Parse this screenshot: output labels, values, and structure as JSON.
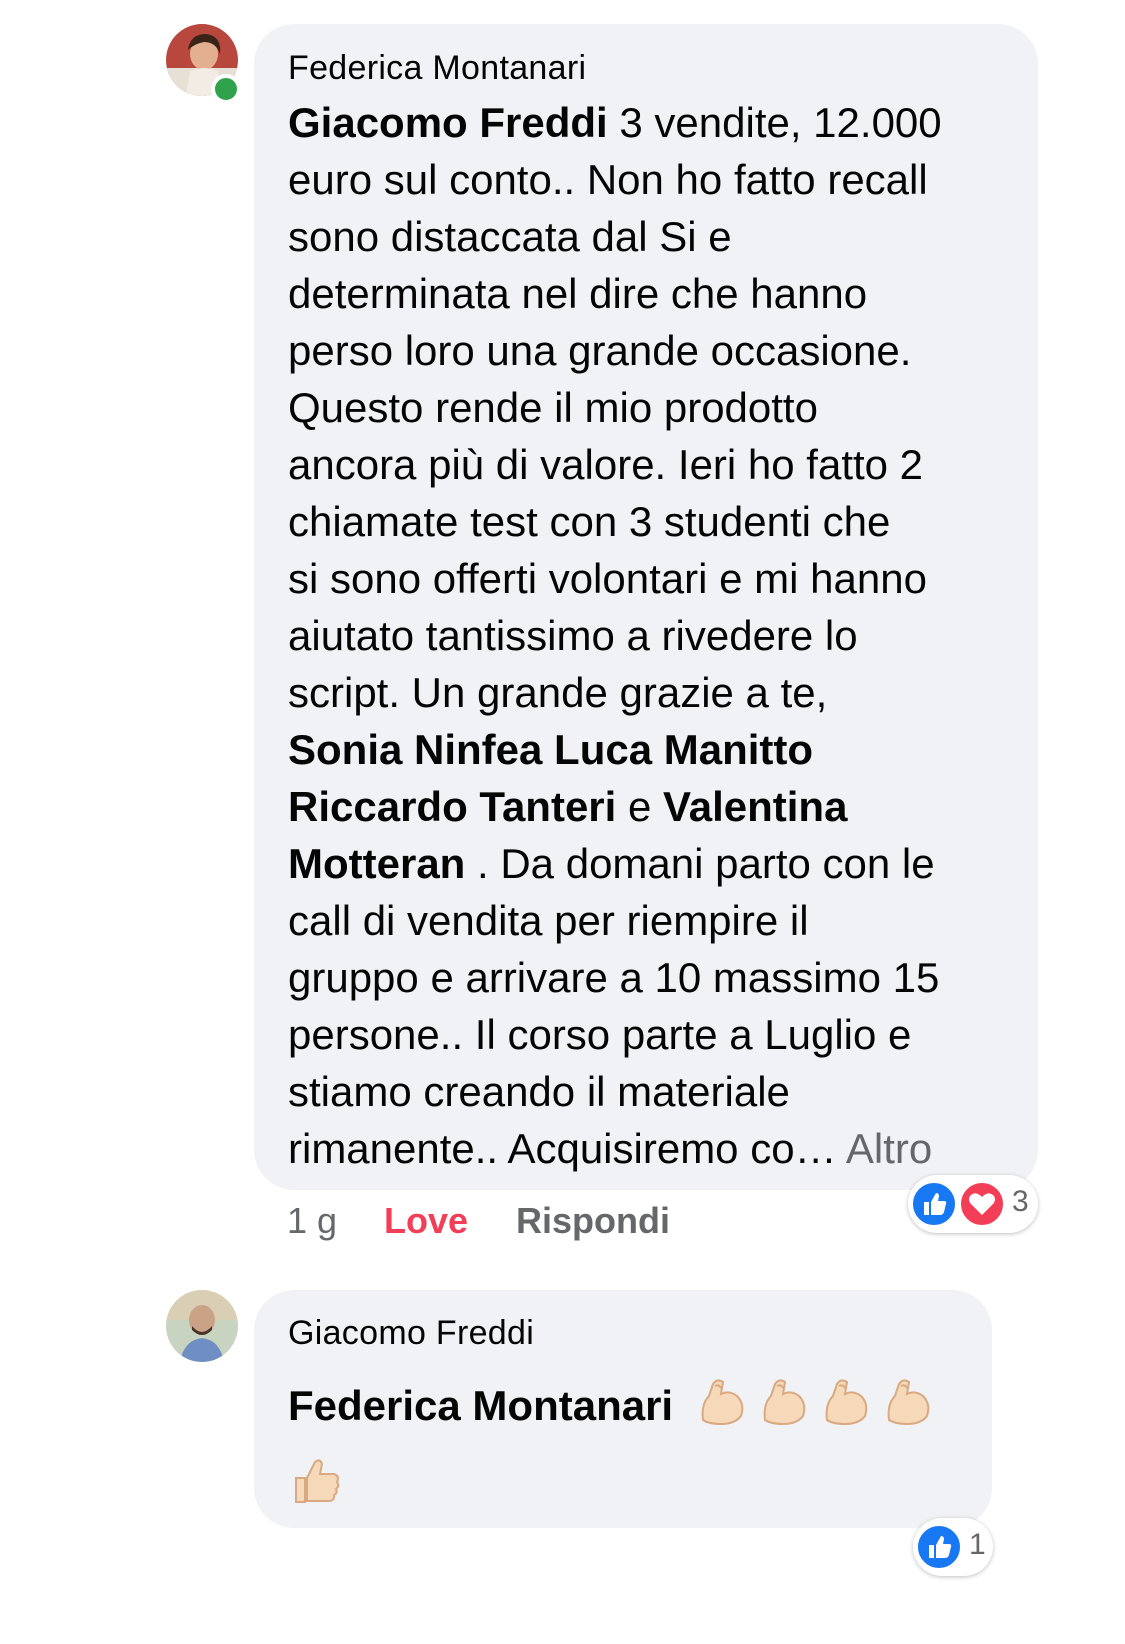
{
  "comments": [
    {
      "author": "Federica Montanari",
      "online": true,
      "lines": [
        [
          {
            "t": "Giacomo Freddi",
            "b": true
          },
          {
            "t": " 3 vendite, 12.000"
          }
        ],
        [
          {
            "t": "euro sul conto.. Non ho fatto recall"
          }
        ],
        [
          {
            "t": "sono distaccata dal Si e"
          }
        ],
        [
          {
            "t": "determinata nel dire che hanno"
          }
        ],
        [
          {
            "t": "perso loro una grande occasione."
          }
        ],
        [
          {
            "t": "Questo rende il mio prodotto"
          }
        ],
        [
          {
            "t": "ancora più di valore. Ieri ho fatto 2"
          }
        ],
        [
          {
            "t": "chiamate test con 3 studenti che"
          }
        ],
        [
          {
            "t": "si sono offerti volontari e mi hanno"
          }
        ],
        [
          {
            "t": "aiutato tantissimo a rivedere lo"
          }
        ],
        [
          {
            "t": "script. Un grande grazie a te,"
          }
        ],
        [
          {
            "t": "Sonia Ninfea Luca Manitto",
            "b": true
          }
        ],
        [
          {
            "t": "Riccardo Tanteri",
            "b": true
          },
          {
            "t": " e "
          },
          {
            "t": "Valentina",
            "b": true
          }
        ],
        [
          {
            "t": "Motteran",
            "b": true
          },
          {
            "t": " . Da domani parto con le"
          }
        ],
        [
          {
            "t": "call di vendita per riempire il"
          }
        ],
        [
          {
            "t": "gruppo e arrivare a 10 massimo 15"
          }
        ],
        [
          {
            "t": "persone.. Il corso parte a Luglio e"
          }
        ],
        [
          {
            "t": "stiamo creando il materiale"
          }
        ],
        [
          {
            "t": "rimanente.. Acquisiremo co… "
          },
          {
            "t": "Altro",
            "more": true
          }
        ]
      ],
      "time": "1 g",
      "love_label": "Love",
      "reply_label": "Rispondi",
      "reaction_count": "3",
      "reaction_icons": [
        "like-icon",
        "love-icon"
      ]
    },
    {
      "author": "Giacomo Freddi",
      "mention": "Federica Montanari",
      "emojis": [
        "flexed-biceps-icon",
        "flexed-biceps-icon",
        "flexed-biceps-icon",
        "flexed-biceps-icon",
        "thumbs-up-icon"
      ],
      "reaction_count": "1",
      "reaction_icons": [
        "like-icon"
      ]
    }
  ],
  "colors": {
    "bubble": "#f0f2f5",
    "love": "#f33e58",
    "meta": "#65676b",
    "online": "#31a24c",
    "like_blue": "#1877f2"
  }
}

■ ■ ■

> EXERCISE
Copy each line above that contains the word "Freddi".

> EXPECTED OUTPUT
            "t": "Giacomo Freddi",
      "author": "Giacomo Freddi",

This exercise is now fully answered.